Goal of the exercise: Output the records exactly. Include every line.

Data records:
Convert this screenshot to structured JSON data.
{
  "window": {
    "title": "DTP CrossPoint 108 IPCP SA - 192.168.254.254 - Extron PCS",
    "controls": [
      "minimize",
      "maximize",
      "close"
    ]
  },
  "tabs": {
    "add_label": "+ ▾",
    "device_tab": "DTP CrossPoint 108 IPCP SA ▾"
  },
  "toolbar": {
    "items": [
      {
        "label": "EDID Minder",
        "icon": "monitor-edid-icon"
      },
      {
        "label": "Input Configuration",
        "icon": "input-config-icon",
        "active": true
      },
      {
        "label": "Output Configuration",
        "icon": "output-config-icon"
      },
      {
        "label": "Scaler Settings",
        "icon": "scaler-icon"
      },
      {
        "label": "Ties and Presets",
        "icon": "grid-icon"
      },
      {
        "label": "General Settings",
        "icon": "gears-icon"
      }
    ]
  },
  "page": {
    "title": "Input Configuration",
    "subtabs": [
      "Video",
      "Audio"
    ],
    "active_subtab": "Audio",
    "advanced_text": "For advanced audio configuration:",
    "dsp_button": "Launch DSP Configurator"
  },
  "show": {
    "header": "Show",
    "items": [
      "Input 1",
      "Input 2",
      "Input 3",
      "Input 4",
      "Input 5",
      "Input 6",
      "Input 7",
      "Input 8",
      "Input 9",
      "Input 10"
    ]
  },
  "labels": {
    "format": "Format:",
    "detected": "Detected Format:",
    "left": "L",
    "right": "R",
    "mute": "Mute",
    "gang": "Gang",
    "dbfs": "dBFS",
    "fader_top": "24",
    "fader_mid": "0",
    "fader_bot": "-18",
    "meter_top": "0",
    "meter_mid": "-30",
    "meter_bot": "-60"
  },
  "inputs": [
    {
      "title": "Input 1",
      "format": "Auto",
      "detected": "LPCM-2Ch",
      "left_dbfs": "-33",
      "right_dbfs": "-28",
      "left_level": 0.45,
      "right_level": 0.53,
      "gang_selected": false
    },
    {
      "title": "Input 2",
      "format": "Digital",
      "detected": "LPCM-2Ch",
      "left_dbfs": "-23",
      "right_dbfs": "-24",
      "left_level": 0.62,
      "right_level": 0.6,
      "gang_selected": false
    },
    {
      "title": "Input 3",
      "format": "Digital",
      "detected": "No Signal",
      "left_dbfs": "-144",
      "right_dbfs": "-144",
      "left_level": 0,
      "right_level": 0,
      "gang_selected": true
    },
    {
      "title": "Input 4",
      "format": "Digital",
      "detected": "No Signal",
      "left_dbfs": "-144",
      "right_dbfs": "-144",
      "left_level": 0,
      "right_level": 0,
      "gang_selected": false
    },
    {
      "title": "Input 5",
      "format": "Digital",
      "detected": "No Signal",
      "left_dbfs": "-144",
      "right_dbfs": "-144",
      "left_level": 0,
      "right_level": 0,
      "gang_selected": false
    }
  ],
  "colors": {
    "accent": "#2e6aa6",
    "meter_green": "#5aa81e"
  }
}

Output below:
Convert this screenshot to structured JSON data.
{
  "window": {
    "title": "DTP CrossPoint 108 IPCP SA - 192.168.254.254 - Extron PCS",
    "controls": [
      "minimize",
      "maximize",
      "close"
    ]
  },
  "tabs": {
    "add_label": "+ ▾",
    "device_tab": "DTP CrossPoint 108 IPCP SA ▾"
  },
  "toolbar": {
    "items": [
      {
        "label": "EDID Minder",
        "icon": "monitor-edid-icon"
      },
      {
        "label": "Input Configuration",
        "icon": "input-config-icon",
        "active": true
      },
      {
        "label": "Output Configuration",
        "icon": "output-config-icon"
      },
      {
        "label": "Scaler Settings",
        "icon": "scaler-icon"
      },
      {
        "label": "Ties and Presets",
        "icon": "grid-icon"
      },
      {
        "label": "General Settings",
        "icon": "gears-icon"
      }
    ]
  },
  "page": {
    "title": "Input Configuration",
    "subtabs": [
      "Video",
      "Audio"
    ],
    "active_subtab": "Audio",
    "advanced_text": "For advanced audio configuration:",
    "dsp_button": "Launch DSP Configurator"
  },
  "show": {
    "header": "Show",
    "items": [
      "Input 1",
      "Input 2",
      "Input 3",
      "Input 4",
      "Input 5",
      "Input 6",
      "Input 7",
      "Input 8",
      "Input 9",
      "Input 10"
    ]
  },
  "labels": {
    "format": "Format:",
    "detected": "Detected Format:",
    "left": "L",
    "right": "R",
    "mute": "Mute",
    "gang": "Gang",
    "dbfs": "dBFS",
    "fader_top": "24",
    "fader_mid": "0",
    "fader_bot": "-18",
    "meter_top": "0",
    "meter_mid": "-30",
    "meter_bot": "-60"
  },
  "inputs": [
    {
      "title": "Input 1",
      "format": "Auto",
      "detected": "LPCM-2Ch",
      "left_dbfs": "-33",
      "right_dbfs": "-28",
      "left_level": 0.45,
      "right_level": 0.53,
      "gang_selected": false
    },
    {
      "title": "Input 2",
      "format": "Digital",
      "detected": "LPCM-2Ch",
      "left_dbfs": "-23",
      "right_dbfs": "-24",
      "left_level": 0.62,
      "right_level": 0.6,
      "gang_selected": false
    },
    {
      "title": "Input 3",
      "format": "Digital",
      "detected": "No Signal",
      "left_dbfs": "-144",
      "right_dbfs": "-144",
      "left_level": 0,
      "right_level": 0,
      "gang_selected": true
    },
    {
      "title": "Input 4",
      "format": "Digital",
      "detected": "No Signal",
      "left_dbfs": "-144",
      "right_dbfs": "-144",
      "left_level": 0,
      "right_level": 0,
      "gang_selected": false
    },
    {
      "title": "Input 5",
      "format": "Digital",
      "detected": "No Signal",
      "left_dbfs": "-144",
      "right_dbfs": "-144",
      "left_level": 0,
      "right_level": 0,
      "gang_selected": false
    }
  ],
  "colors": {
    "accent": "#2e6aa6",
    "meter_green": "#5aa81e"
  }
}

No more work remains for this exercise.